Goal.
Quote the entries word for word. Omit the pictures.

Data for processing.
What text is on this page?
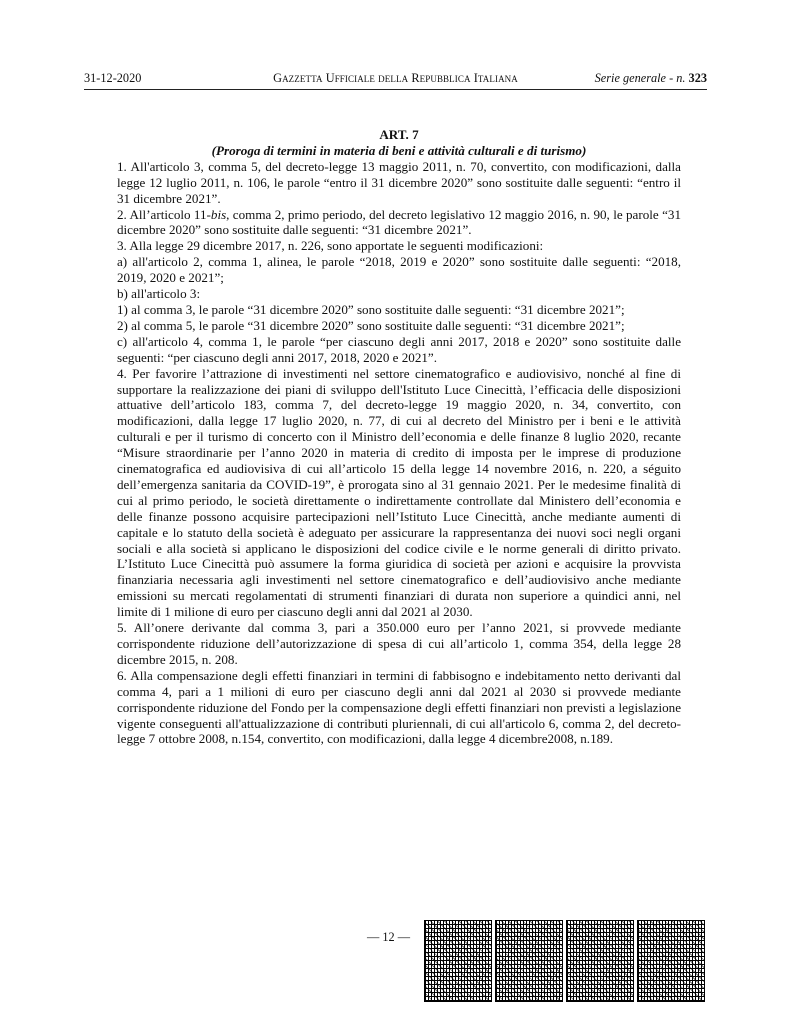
31-12-2020	Gazzetta Ufficiale della Repubblica Italiana	Serie generale - n. 323

ART. 7

(Proroga di termini in materia di beni e attività culturali e di turismo)

1. All'articolo 3, comma 5, del decreto-legge 13 maggio 2011, n. 70, convertito, con modificazioni, dalla legge 12 luglio 2011, n. 106, le parole “entro il 31 dicembre 2020” sono sostituite dalle seguenti: “entro il 31 dicembre 2021”.

2. All’articolo 11-bis, comma 2, primo periodo, del decreto legislativo 12 maggio 2016, n. 90, le parole “31 dicembre 2020” sono sostituite dalle seguenti: “31 dicembre 2021”.

3. Alla legge 29 dicembre 2017, n. 226, sono apportate le seguenti modificazioni:

a) all'articolo 2, comma 1, alinea, le parole “2018, 2019 e 2020” sono sostituite dalle seguenti: “2018, 2019, 2020 e 2021”;

b) all'articolo 3:

1) al comma 3, le parole “31 dicembre 2020” sono sostituite dalle seguenti: “31 dicembre 2021”;

2) al comma 5, le parole “31 dicembre 2020” sono sostituite dalle seguenti: “31 dicembre 2021”;

c) all'articolo 4, comma 1, le parole “per ciascuno degli anni 2017, 2018 e 2020” sono sostituite dalle seguenti: “per ciascuno degli anni 2017, 2018, 2020 e 2021”.

4. Per favorire l’attrazione di investimenti nel settore cinematografico e audiovisivo, nonché al fine di supportare la realizzazione dei piani di sviluppo dell'Istituto Luce Cinecittà, l’efficacia delle disposizioni attuative dell’articolo 183, comma 7, del decreto-legge 19 maggio 2020, n. 34, convertito, con modificazioni, dalla legge 17 luglio 2020, n. 77, di cui al decreto del Ministro per i beni e le attività culturali e per il turismo di concerto con il Ministro dell’economia e delle finanze 8 luglio 2020, recante “Misure straordinarie per l’anno 2020 in materia di credito di imposta per le imprese di produzione cinematografica ed audiovisiva di cui all’articolo 15 della legge 14 novembre 2016, n. 220, a séguito dell’emergenza sanitaria da COVID-19”, è prorogata sino al 31 gennaio 2021. Per le medesime finalità di cui al primo periodo, le società direttamente o indirettamente controllate dal Ministero dell’economia e delle finanze possono acquisire partecipazioni nell’Istituto Luce Cinecittà, anche mediante aumenti di capitale e lo statuto della società è adeguato per assicurare la rappresentanza dei nuovi soci negli organi sociali e alla società si applicano le disposizioni del codice civile e le norme generali di diritto privato. L’Istituto Luce Cinecittà può assumere la forma giuridica di società per azioni e acquisire la provvista finanziaria necessaria agli investimenti nel settore cinematografico e dell’audiovisivo anche mediante emissioni su mercati regolamentati di strumenti finanziari di durata non superiore a quindici anni, nel limite di 1 milione di euro per ciascuno degli anni dal 2021 al 2030.

5. All’onere derivante dal comma 3, pari a 350.000 euro per l’anno 2021, si provvede mediante corrispondente riduzione dell’autorizzazione di spesa di cui all’articolo 1, comma 354, della legge 28 dicembre 2015, n. 208.

6. Alla compensazione degli effetti finanziari in termini di fabbisogno e indebitamento netto derivanti dal comma 4, pari a 1 milioni di euro per ciascuno degli anni dal 2021 al 2030 si provvede mediante corrispondente riduzione del Fondo per la compensazione degli effetti finanziari non previsti a legislazione vigente conseguenti all'attualizzazione di contributi pluriennali, di cui all'articolo 6, comma 2, del decreto-legge 7 ottobre 2008, n.154, convertito, con modificazioni, dalla legge 4 dicembre2008, n.189.

— 12 —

Written answer.
What text is on this page?
31-12-2020	Gazzetta Ufficiale della Repubblica Italiana	Serie generale - n. 323

ART. 7

(Proroga di termini in materia di beni e attività culturali e di turismo)

1. All'articolo 3, comma 5, del decreto-legge 13 maggio 2011, n. 70, convertito, con modificazioni, dalla legge 12 luglio 2011, n. 106, le parole “entro il 31 dicembre 2020” sono sostituite dalle seguenti: “entro il 31 dicembre 2021”.

2. All’articolo 11-bis, comma 2, primo periodo, del decreto legislativo 12 maggio 2016, n. 90, le parole “31 dicembre 2020” sono sostituite dalle seguenti: “31 dicembre 2021”.

3. Alla legge 29 dicembre 2017, n. 226, sono apportate le seguenti modificazioni:

a) all'articolo 2, comma 1, alinea, le parole “2018, 2019 e 2020” sono sostituite dalle seguenti: “2018, 2019, 2020 e 2021”;

b) all'articolo 3:

1) al comma 3, le parole “31 dicembre 2020” sono sostituite dalle seguenti: “31 dicembre 2021”;

2) al comma 5, le parole “31 dicembre 2020” sono sostituite dalle seguenti: “31 dicembre 2021”;

c) all'articolo 4, comma 1, le parole “per ciascuno degli anni 2017, 2018 e 2020” sono sostituite dalle seguenti: “per ciascuno degli anni 2017, 2018, 2020 e 2021”.

4. Per favorire l’attrazione di investimenti nel settore cinematografico e audiovisivo, nonché al fine di supportare la realizzazione dei piani di sviluppo dell'Istituto Luce Cinecittà, l’efficacia delle disposizioni attuative dell’articolo 183, comma 7, del decreto-legge 19 maggio 2020, n. 34, convertito, con modificazioni, dalla legge 17 luglio 2020, n. 77, di cui al decreto del Ministro per i beni e le attività culturali e per il turismo di concerto con il Ministro dell’economia e delle finanze 8 luglio 2020, recante “Misure straordinarie per l’anno 2020 in materia di credito di imposta per le imprese di produzione cinematografica ed audiovisiva di cui all’articolo 15 della legge 14 novembre 2016, n. 220, a séguito dell’emergenza sanitaria da COVID-19”, è prorogata sino al 31 gennaio 2021. Per le medesime finalità di cui al primo periodo, le società direttamente o indirettamente controllate dal Ministero dell’economia e delle finanze possono acquisire partecipazioni nell’Istituto Luce Cinecittà, anche mediante aumenti di capitale e lo statuto della società è adeguato per assicurare la rappresentanza dei nuovi soci negli organi sociali e alla società si applicano le disposizioni del codice civile e le norme generali di diritto privato. L’Istituto Luce Cinecittà può assumere la forma giuridica di società per azioni e acquisire la provvista finanziaria necessaria agli investimenti nel settore cinematografico e dell’audiovisivo anche mediante emissioni su mercati regolamentati di strumenti finanziari di durata non superiore a quindici anni, nel limite di 1 milione di euro per ciascuno degli anni dal 2021 al 2030.

5. All’onere derivante dal comma 3, pari a 350.000 euro per l’anno 2021, si provvede mediante corrispondente riduzione dell’autorizzazione di spesa di cui all’articolo 1, comma 354, della legge 28 dicembre 2015, n. 208.

6. Alla compensazione degli effetti finanziari in termini di fabbisogno e indebitamento netto derivanti dal comma 4, pari a 1 milioni di euro per ciascuno degli anni dal 2021 al 2030 si provvede mediante corrispondente riduzione del Fondo per la compensazione degli effetti finanziari non previsti a legislazione vigente conseguenti all'attualizzazione di contributi pluriennali, di cui all'articolo 6, comma 2, del decreto-legge 7 ottobre 2008, n.154, convertito, con modificazioni, dalla legge 4 dicembre2008, n.189.

— 12 —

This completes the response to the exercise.